** START **

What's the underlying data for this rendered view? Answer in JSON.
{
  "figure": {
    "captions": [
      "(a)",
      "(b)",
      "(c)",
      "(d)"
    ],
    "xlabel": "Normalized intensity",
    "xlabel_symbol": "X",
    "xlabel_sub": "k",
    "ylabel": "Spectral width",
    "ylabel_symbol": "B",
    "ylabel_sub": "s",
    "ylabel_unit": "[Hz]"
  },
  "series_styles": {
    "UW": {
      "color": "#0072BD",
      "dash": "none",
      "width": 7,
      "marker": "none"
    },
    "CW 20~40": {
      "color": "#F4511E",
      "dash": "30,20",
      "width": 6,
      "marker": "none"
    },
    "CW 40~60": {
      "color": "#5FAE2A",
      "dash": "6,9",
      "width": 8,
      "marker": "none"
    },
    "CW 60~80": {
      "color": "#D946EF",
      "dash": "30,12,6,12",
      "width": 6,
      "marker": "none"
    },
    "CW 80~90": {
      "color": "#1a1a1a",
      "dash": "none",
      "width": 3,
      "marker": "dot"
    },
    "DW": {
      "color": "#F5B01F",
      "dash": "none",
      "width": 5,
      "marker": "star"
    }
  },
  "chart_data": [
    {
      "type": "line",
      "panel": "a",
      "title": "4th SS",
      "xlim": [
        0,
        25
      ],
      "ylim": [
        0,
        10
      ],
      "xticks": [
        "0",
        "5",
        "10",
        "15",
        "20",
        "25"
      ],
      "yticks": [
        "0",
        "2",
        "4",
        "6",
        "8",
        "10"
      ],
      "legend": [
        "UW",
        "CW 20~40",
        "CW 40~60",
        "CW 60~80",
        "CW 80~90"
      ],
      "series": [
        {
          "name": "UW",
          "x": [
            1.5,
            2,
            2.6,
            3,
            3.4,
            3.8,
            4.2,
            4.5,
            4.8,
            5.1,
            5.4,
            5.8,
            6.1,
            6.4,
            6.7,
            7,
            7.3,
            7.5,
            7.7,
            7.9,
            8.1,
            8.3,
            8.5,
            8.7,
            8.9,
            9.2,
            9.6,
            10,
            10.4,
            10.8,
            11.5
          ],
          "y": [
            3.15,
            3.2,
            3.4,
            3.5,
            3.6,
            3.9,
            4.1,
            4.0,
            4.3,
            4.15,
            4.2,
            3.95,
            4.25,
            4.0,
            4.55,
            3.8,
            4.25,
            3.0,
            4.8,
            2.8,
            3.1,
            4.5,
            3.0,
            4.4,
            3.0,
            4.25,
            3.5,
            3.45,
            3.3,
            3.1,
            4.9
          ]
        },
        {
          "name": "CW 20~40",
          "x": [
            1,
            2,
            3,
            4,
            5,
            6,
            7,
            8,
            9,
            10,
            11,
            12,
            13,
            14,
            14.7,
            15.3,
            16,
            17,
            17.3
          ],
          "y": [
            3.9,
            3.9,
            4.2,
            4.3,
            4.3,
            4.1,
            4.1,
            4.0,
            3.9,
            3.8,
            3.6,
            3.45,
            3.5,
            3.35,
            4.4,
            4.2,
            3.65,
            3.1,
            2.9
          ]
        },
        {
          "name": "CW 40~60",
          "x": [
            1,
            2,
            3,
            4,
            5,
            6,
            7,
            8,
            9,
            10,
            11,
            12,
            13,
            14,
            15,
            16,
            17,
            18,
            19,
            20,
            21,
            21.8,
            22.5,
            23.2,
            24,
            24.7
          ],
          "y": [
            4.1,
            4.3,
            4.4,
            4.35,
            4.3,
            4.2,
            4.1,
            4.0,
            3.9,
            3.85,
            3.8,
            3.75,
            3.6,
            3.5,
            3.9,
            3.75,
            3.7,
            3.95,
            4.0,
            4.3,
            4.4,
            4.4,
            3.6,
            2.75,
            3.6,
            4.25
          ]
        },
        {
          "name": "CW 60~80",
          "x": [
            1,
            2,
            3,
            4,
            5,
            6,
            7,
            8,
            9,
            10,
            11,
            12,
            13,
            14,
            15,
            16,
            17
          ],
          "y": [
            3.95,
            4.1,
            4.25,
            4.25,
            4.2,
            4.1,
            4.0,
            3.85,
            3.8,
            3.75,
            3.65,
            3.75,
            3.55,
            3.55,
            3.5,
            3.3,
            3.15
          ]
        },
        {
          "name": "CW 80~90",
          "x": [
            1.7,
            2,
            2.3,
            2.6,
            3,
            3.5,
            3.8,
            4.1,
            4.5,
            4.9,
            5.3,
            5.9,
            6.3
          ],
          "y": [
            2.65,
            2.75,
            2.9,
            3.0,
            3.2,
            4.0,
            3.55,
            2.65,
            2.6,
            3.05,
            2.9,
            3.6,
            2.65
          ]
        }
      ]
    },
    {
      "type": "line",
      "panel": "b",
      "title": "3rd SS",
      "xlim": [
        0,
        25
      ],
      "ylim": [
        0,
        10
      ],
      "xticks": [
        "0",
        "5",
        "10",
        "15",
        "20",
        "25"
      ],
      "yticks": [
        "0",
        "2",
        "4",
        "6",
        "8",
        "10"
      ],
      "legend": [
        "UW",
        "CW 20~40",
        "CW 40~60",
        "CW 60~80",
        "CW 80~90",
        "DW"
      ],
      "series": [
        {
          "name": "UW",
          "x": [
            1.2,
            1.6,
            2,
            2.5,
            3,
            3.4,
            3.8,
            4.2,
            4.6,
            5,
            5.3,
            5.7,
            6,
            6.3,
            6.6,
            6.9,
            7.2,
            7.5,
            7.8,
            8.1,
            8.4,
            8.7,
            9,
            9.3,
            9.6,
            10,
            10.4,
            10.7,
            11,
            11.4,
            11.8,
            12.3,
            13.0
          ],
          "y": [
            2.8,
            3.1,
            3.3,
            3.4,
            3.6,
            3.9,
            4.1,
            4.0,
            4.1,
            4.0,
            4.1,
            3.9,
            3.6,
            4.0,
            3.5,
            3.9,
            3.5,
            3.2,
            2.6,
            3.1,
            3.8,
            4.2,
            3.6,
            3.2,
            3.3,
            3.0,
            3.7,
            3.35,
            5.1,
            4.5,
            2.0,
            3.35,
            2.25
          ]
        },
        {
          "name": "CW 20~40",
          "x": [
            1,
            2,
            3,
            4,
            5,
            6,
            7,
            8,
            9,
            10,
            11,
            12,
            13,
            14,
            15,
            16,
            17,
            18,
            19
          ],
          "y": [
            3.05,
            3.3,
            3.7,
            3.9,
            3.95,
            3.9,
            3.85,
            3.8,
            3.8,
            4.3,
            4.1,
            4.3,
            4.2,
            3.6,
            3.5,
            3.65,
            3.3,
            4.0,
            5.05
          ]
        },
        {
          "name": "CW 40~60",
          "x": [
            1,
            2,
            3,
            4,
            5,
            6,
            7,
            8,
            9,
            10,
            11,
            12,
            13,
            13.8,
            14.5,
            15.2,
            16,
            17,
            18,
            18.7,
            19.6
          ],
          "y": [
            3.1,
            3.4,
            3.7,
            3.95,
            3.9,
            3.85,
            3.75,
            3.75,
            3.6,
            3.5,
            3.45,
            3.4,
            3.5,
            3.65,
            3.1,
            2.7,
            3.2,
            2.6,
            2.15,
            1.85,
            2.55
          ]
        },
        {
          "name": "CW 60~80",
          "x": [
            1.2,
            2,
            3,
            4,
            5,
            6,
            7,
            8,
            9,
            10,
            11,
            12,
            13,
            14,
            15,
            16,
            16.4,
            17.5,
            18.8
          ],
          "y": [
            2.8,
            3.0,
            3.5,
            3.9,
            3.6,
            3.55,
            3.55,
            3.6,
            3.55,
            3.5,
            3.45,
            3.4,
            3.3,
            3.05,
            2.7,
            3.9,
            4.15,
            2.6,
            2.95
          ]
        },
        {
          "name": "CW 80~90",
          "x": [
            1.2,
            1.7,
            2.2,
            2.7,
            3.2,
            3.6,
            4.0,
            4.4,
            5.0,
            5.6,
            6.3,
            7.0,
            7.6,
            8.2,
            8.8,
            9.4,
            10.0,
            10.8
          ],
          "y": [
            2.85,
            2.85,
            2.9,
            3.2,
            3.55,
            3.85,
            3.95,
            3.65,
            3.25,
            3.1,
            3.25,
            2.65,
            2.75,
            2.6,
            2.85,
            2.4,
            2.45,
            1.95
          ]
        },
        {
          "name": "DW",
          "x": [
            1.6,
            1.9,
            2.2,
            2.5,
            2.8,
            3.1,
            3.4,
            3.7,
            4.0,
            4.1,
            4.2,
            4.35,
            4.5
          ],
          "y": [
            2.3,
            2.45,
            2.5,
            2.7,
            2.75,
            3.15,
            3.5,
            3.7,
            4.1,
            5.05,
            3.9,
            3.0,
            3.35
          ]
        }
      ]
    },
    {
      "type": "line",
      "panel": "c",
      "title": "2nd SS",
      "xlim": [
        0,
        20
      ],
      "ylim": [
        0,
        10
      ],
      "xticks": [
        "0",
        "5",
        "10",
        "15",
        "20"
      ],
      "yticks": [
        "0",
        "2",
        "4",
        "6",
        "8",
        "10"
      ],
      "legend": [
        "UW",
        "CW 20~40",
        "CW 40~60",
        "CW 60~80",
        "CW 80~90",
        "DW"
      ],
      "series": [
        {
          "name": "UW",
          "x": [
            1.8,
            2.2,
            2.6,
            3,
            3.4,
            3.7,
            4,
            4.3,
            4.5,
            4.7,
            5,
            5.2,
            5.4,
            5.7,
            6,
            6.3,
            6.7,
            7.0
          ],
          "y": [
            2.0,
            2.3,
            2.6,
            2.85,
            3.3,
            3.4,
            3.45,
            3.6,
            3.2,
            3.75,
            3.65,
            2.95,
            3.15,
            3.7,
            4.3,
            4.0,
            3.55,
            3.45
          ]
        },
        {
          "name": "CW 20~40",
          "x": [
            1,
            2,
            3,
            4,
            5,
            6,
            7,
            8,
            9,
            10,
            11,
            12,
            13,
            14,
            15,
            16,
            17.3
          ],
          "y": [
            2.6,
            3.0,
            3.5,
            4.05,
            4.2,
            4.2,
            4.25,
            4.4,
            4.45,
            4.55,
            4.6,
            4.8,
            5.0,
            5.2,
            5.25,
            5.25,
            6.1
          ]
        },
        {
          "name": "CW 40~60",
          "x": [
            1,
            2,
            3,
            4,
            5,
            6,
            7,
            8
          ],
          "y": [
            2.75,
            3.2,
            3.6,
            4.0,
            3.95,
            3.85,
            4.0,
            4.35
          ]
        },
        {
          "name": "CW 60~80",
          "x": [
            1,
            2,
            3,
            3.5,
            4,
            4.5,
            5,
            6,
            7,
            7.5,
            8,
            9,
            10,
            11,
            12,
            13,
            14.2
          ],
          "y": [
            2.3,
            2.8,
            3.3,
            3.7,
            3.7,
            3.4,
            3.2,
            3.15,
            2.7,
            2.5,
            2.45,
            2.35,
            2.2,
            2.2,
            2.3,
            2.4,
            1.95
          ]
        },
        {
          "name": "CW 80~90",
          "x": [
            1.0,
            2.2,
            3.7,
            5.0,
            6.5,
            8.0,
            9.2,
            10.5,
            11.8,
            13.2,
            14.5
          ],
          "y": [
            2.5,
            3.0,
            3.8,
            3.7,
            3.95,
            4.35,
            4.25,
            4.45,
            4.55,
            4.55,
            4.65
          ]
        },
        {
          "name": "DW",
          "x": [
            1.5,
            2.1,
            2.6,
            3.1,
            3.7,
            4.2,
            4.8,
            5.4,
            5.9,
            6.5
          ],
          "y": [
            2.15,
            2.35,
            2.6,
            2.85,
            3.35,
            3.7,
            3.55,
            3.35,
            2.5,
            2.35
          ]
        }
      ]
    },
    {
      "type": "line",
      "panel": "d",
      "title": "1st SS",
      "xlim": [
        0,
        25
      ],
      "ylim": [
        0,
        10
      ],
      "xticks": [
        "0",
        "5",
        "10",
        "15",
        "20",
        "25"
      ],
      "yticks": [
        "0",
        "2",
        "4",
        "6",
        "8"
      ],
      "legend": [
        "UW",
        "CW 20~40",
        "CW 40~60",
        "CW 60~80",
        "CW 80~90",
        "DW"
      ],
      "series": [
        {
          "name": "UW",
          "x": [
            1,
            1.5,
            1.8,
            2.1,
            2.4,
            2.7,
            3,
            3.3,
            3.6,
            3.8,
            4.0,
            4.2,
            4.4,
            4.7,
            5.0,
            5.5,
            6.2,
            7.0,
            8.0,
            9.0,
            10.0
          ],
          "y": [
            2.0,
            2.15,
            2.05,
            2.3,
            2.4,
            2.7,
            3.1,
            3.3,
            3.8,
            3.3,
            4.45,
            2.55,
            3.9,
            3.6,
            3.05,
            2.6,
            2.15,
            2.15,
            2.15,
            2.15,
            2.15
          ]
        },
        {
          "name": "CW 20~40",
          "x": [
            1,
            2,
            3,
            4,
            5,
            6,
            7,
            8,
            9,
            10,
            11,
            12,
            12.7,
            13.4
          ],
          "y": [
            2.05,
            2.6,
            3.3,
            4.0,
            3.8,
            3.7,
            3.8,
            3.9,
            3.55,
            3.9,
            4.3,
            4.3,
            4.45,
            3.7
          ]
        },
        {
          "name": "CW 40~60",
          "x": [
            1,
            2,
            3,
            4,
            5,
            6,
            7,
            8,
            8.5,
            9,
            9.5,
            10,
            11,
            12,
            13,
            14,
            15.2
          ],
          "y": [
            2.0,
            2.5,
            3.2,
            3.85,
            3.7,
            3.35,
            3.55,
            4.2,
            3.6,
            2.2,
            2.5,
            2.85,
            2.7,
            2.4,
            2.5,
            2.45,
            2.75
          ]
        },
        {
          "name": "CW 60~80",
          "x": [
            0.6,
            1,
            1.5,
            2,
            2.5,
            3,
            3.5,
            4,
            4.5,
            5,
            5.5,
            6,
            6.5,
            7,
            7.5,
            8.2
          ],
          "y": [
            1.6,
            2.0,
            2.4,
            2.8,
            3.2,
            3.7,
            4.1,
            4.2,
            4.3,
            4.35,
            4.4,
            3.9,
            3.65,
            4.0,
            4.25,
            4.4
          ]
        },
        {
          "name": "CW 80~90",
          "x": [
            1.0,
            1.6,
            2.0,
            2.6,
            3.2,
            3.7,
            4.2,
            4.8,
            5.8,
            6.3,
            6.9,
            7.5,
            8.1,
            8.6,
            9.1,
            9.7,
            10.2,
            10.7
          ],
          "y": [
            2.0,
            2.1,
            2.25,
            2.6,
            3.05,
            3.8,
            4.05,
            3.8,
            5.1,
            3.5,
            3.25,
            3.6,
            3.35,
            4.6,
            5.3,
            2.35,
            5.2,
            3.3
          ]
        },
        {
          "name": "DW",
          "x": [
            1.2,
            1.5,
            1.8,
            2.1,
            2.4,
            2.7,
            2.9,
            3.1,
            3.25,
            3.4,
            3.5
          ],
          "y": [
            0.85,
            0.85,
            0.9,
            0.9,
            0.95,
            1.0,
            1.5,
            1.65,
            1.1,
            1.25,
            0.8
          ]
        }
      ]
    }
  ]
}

** END **

* _EXERCISE REQUIREMENTS_
Find the lines containing "color" and pull them out.

* _EXPECTED OUTPUT_
      "color": "#0072BD",
      "color": "#F4511E",
      "color": "#5FAE2A",
      "color": "#D946EF",
      "color": "#1a1a1a",
      "color": "#F5B01F",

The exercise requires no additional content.